● **SET PROBLEM**:
Look through the material and copy each line holding "Traffic".

● **MATERIAL TO PROCESS**:

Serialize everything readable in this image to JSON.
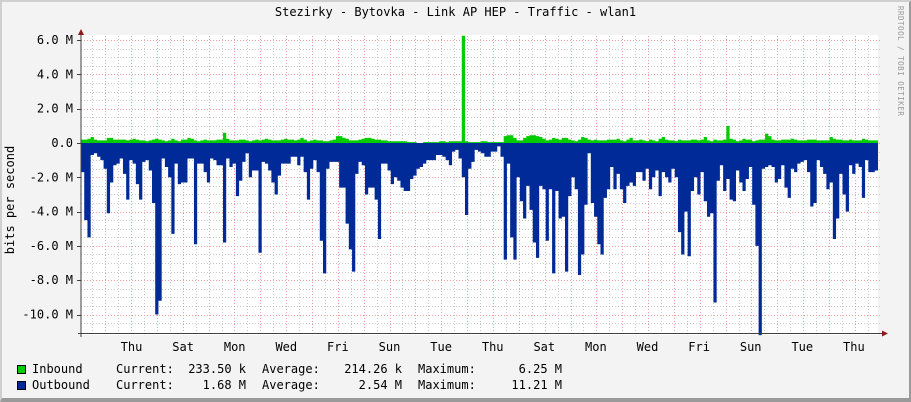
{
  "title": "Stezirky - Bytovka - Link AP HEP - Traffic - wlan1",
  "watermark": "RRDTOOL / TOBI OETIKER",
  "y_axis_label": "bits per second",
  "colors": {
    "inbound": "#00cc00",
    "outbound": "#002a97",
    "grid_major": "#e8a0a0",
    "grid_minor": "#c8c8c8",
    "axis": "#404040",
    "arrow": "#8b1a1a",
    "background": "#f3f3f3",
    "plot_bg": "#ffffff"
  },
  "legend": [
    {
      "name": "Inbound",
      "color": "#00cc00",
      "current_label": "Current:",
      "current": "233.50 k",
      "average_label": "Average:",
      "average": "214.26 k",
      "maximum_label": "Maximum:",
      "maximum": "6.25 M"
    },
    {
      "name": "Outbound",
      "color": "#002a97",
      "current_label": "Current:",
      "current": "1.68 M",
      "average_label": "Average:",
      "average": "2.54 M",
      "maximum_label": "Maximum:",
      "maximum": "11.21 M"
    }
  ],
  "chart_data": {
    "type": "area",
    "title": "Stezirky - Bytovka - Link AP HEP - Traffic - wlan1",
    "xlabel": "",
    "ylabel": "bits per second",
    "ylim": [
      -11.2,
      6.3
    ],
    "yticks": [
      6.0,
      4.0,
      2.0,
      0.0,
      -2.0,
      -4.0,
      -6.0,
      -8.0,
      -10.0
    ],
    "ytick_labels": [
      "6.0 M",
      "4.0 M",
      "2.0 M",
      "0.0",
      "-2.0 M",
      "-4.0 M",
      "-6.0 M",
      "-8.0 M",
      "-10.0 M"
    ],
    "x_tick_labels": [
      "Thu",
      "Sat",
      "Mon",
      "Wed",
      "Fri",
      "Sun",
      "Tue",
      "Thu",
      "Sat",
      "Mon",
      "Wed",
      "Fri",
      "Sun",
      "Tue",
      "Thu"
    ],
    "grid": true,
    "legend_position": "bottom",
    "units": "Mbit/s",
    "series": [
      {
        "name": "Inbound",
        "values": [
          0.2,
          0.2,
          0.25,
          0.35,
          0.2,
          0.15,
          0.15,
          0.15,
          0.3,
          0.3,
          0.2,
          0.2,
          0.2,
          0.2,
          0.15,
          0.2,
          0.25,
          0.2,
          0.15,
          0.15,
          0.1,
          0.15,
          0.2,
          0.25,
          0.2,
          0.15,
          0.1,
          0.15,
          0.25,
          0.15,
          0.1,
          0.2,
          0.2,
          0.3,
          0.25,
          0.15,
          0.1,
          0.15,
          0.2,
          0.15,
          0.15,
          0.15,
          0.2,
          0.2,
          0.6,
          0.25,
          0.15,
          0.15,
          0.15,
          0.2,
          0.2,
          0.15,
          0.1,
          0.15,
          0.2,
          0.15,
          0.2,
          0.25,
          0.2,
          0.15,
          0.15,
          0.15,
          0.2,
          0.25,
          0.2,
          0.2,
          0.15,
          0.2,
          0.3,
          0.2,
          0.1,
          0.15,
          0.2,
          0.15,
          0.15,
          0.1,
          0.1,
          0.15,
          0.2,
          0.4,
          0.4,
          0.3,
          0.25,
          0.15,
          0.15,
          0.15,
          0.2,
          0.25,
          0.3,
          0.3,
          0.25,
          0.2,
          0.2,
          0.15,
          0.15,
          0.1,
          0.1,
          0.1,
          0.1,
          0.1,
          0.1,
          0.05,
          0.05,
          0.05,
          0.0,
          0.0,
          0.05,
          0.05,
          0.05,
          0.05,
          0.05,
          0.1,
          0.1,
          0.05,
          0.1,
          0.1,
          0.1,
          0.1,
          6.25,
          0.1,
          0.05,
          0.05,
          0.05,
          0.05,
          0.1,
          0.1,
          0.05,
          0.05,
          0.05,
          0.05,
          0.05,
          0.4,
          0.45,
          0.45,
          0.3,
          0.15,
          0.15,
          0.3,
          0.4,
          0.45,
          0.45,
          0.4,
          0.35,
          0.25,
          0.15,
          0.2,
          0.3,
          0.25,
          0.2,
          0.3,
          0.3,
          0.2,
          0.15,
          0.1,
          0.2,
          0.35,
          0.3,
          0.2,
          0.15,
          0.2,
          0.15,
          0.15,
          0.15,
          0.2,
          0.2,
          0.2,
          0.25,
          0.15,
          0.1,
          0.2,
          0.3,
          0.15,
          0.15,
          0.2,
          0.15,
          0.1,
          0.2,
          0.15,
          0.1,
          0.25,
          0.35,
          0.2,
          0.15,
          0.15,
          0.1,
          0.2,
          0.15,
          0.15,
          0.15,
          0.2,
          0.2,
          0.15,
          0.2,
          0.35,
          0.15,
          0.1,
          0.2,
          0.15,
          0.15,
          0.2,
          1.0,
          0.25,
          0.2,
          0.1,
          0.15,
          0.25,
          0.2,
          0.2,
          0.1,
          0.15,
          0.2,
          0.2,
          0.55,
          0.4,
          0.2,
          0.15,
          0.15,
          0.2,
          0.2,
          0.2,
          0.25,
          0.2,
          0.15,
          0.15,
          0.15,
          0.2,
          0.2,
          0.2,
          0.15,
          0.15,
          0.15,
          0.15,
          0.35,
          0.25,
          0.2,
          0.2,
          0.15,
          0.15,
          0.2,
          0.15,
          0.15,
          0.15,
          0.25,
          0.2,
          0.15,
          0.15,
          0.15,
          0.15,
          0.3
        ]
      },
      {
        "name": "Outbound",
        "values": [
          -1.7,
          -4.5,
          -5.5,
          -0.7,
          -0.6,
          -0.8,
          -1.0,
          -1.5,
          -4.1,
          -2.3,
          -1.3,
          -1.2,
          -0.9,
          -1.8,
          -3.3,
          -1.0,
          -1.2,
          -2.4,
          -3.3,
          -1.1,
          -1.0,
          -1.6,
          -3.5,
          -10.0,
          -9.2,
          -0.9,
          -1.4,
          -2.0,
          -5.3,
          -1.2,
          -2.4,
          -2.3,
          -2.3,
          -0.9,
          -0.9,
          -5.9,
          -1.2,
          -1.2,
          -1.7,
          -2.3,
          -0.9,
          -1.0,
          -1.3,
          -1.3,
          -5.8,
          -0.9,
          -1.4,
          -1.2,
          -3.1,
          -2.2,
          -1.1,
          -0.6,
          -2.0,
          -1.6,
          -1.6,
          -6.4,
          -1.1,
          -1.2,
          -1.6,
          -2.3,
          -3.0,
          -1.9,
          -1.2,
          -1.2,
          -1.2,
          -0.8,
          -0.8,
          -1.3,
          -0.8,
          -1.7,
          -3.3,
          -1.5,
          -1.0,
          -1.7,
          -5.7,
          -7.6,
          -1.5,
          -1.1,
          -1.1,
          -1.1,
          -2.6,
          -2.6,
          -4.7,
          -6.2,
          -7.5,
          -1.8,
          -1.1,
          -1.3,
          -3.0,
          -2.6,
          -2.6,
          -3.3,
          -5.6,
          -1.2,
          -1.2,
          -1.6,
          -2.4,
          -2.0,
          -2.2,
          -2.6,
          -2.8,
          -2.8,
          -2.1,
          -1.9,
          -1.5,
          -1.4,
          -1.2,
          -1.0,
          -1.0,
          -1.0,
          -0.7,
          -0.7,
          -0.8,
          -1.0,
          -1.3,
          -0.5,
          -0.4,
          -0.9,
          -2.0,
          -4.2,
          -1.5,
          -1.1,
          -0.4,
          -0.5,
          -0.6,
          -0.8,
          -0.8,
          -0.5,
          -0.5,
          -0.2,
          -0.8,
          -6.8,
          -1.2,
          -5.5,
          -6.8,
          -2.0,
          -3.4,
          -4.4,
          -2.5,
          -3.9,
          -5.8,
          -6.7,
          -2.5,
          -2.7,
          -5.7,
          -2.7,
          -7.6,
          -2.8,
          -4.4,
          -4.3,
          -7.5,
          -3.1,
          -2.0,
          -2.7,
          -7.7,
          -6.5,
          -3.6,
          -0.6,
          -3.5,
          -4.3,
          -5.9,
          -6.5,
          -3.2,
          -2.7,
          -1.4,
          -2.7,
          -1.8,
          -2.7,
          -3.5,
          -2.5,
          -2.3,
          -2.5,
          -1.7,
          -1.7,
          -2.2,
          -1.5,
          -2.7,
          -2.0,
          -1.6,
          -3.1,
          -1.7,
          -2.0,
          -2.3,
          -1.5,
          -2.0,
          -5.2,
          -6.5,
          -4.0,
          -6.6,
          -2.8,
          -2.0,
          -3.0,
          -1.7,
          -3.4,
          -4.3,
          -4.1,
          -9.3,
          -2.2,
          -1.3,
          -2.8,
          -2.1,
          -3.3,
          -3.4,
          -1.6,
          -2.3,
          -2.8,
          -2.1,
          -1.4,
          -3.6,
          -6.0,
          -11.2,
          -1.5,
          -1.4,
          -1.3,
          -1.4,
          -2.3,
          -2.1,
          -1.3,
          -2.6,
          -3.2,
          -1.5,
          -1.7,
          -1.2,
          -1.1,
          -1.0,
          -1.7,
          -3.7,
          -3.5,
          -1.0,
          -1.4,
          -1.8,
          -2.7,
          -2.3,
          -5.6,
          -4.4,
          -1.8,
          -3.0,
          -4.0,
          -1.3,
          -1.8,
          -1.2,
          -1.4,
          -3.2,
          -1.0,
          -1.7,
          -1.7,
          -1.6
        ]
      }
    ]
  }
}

● **OUTPUT BELOW**:
  "title": "Stezirky - Bytovka - Link AP HEP - Traffic - wlan1",
    "title": "Stezirky - Bytovka - Link AP HEP - Traffic - wlan1",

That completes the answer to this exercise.